▶ To do:
a) Answer these from the forum thread on Objective-C header files, one line each:
(i) Which method does the first post give as an example of one added to the header?
(ii) What two animation types does the first post name?
(iii) According to the reply, why is the method declared separately in the header?
b) Copy out every sentence in the first post of the forum thread on Objective-C header files that ends with a question mark.
c) Continue the forum thread on Objective-C header files after its last sentence.

A couple of questions/comments


#1

Q1. In this chapter, and probably some others, we add the method to our header, e.g. spinLabel:, and then implement that in the .m file. However, we obviously have no other .m calling the method. So why put it into the header? Shouldn’t this be reserved for making the method visible to other implementation files?

C1. When specifying an animation type such as opacity or transform, we use a string statement. However, this implementation does not allow error checking of the requested animation until runtime. Why did Apple choose such a method? It seems like this could have been done better using more common methods.

Jeff


#2

[quote=“physics90”]Q1. In this chapter, and probably some others, we add the method to our header, e.g. spinLabel:, and then implement that in the .m file. However, we obviously have no other .m calling the method. So why put it into the header? Shouldn’t this be reserved for making the method visible to other implementation files?
[/quote]

No, that is not the reason we declare it on the header (.h) files. As far as I know we do that separate declaration to help the compiler understand what resources our project will need, so that it can prepare for it in advance.

▶ Supplied material:
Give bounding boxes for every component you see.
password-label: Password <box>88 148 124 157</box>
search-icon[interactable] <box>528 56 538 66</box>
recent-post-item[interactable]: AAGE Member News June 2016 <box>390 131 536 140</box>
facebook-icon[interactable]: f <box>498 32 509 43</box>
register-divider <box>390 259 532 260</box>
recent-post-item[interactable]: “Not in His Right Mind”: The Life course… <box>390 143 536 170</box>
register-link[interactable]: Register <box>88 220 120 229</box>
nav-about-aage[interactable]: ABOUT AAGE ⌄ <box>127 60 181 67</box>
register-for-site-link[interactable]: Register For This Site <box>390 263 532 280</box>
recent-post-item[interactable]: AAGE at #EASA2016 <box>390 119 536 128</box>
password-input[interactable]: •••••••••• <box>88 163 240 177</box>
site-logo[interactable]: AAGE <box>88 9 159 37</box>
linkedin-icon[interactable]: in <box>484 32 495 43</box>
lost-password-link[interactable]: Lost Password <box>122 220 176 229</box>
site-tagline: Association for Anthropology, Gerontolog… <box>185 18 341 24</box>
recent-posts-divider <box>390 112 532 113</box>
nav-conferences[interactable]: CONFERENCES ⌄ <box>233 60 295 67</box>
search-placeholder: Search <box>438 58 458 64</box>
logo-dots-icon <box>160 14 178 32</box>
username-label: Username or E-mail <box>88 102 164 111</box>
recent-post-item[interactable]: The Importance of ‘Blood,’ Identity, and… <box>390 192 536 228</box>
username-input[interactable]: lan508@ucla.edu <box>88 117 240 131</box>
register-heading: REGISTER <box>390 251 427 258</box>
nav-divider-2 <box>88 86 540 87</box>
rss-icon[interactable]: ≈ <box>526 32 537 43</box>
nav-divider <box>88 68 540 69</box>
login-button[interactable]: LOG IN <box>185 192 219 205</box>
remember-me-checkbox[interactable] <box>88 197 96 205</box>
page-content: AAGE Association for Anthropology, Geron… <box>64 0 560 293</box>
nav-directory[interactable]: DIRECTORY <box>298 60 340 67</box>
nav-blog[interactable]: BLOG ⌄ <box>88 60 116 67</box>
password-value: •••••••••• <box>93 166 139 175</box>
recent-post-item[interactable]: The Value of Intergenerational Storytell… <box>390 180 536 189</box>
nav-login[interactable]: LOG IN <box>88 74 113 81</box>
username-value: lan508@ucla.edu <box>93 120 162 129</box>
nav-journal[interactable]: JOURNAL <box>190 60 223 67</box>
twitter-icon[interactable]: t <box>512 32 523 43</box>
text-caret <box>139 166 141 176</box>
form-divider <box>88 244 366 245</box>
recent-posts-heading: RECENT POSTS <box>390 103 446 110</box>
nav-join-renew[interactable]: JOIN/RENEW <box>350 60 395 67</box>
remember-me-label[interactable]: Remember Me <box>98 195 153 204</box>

▶ Results:
a)
(i) spinLabel:
(ii) Opacity and transform.
(iii) To help the compiler understand what resources the project will need, so it can prepare for them in advance.

b)
So why put it into the header?
Shouldn’t this be reserved for making the method visible to other implementation files?
Why did Apple choose such a method?

c)
[quote=“physics90”]C1. When specifying an animation type such as opacity or transform, we use a string statement. However, this implementation does not allow error checking of the requested animation until runtime. Why did Apple choose such a method? It seems like this could have been done better using more common methods.
[/quote]

That’s a good question. I thought about the same thing when I was writing the code for the last challenges. At least a mistake here would be really easy to realize and fix.


#3

Thanks, Plastic. Are we the only ones on the board in these areas?

With regards to my first question, the variables, properties, and methods included in the header are declared as public, meaning other entities have access to them. Those not included in the header are private and therefore not accessible.

However, what you stated may be true as well.